— start Entries provided —
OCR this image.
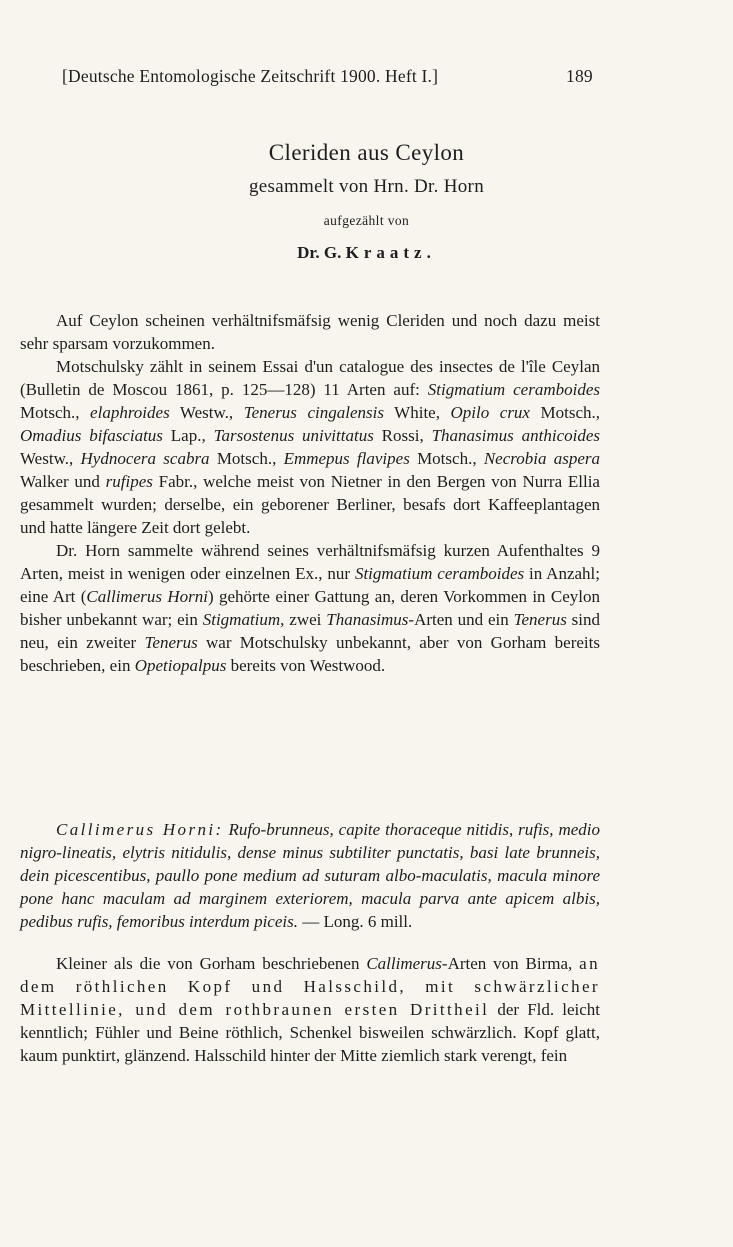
[Deutsche Entomologische Zeitschrift 1900. Heft I.]	189
Cleriden aus Ceylon
gesammelt von Hrn. Dr. Horn
aufgezählt von
Dr. G. Kraatz.

Auf Ceylon scheinen verhältnifsmäfsig wenig Cleriden und noch dazu meist sehr sparsam vorzukommen.

Motschulsky zählt in seinem Essai d'un catalogue des insectes de l'île Ceylan (Bulletin de Moscou 1861, p. 125—128) 11 Arten auf: Stigmatium ceramboides Motsch., elaphroides Westw., Tenerus cingalensis White, Opilo crux Motsch., Omadius bifasciatus Lap., Tarsostenus univittatus Rossi, Thanasimus anthicoides Westw., Hydnocera scabra Motsch., Emmepus flavipes Motsch., Necrobia aspera Walker und rufipes Fabr., welche meist von Nietner in den Bergen von Nurra Ellia gesammelt wurden; derselbe, ein geborener Berliner, besafs dort Kaffeeplantagen und hatte längere Zeit dort gelebt.

Dr. Horn sammelte während seines verhältnifsmäfsig kurzen Aufenthaltes 9 Arten, meist in wenigen oder einzelnen Ex., nur Stigmatium ceramboides in Anzahl; eine Art (Callimerus Horni) gehörte einer Gattung an, deren Vorkommen in Ceylon bisher unbekannt war; ein Stigmatium, zwei Thanasimus-Arten und ein Tenerus sind neu, ein zweiter Tenerus war Motschulsky unbekannt, aber von Gorham bereits beschrieben, ein Opetiopalpus bereits von Westwood.

Callimerus Horni: Rufo-brunneus, capite thoraceque nitidis, rufis, medio nigro-lineatis, elytris nitidulis, dense minus subtiliter punctatis, basi late brunneis, dein picescentibus, paullo pone medium ad suturam albo-maculatis, macula minore pone hanc maculam ad marginem exteriorem, macula parva ante apicem albis, pedibus rufis, femoribus interdum piceis. — Long. 6 mill.

Kleiner als die von Gorham beschriebenen Callimerus-Arten von Birma, an dem röthlichen Kopf und Halsschild, mit schwärzlicher Mittellinie, und dem rothbraunen ersten Drittheil der Fld. leicht kenntlich; Fühler und Beine röthlich, Schenkel bisweilen schwärzlich. Kopf glatt, kaum punktirt, glänzend. Halsschild hinter der Mitte ziemlich stark verengt, fein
— end Entries provided —
Return all of the entries exactly as written, but drop any pictures they hold.

OCR this image.
[Deutsche Entomologische Zeitschrift 1900. Heft I.]	189
Cleriden aus Ceylon
gesammelt von Hrn. Dr. Horn
aufgezählt von
Dr. G. Kraatz.

Auf Ceylon scheinen verhältnifsmäfsig wenig Cleriden und noch dazu meist sehr sparsam vorzukommen.

Motschulsky zählt in seinem Essai d'un catalogue des insectes de l'île Ceylan (Bulletin de Moscou 1861, p. 125—128) 11 Arten auf: Stigmatium ceramboides Motsch., elaphroides Westw., Tenerus cingalensis White, Opilo crux Motsch., Omadius bifasciatus Lap., Tarsostenus univittatus Rossi, Thanasimus anthicoides Westw., Hydnocera scabra Motsch., Emmepus flavipes Motsch., Necrobia aspera Walker und rufipes Fabr., welche meist von Nietner in den Bergen von Nurra Ellia gesammelt wurden; derselbe, ein geborener Berliner, besafs dort Kaffeeplantagen und hatte längere Zeit dort gelebt.

Dr. Horn sammelte während seines verhältnifsmäfsig kurzen Aufenthaltes 9 Arten, meist in wenigen oder einzelnen Ex., nur Stigmatium ceramboides in Anzahl; eine Art (Callimerus Horni) gehörte einer Gattung an, deren Vorkommen in Ceylon bisher unbekannt war; ein Stigmatium, zwei Thanasimus-Arten und ein Tenerus sind neu, ein zweiter Tenerus war Motschulsky unbekannt, aber von Gorham bereits beschrieben, ein Opetiopalpus bereits von Westwood.

Callimerus Horni: Rufo-brunneus, capite thoraceque nitidis, rufis, medio nigro-lineatis, elytris nitidulis, dense minus subtiliter punctatis, basi late brunneis, dein picescentibus, paullo pone medium ad suturam albo-maculatis, macula minore pone hanc maculam ad marginem exteriorem, macula parva ante apicem albis, pedibus rufis, femoribus interdum piceis. — Long. 6 mill.

Kleiner als die von Gorham beschriebenen Callimerus-Arten von Birma, an dem röthlichen Kopf und Halsschild, mit schwärzlicher Mittellinie, und dem rothbraunen ersten Drittheil der Fld. leicht kenntlich; Fühler und Beine röthlich, Schenkel bisweilen schwärzlich. Kopf glatt, kaum punktirt, glänzend. Halsschild hinter der Mitte ziemlich stark verengt, fein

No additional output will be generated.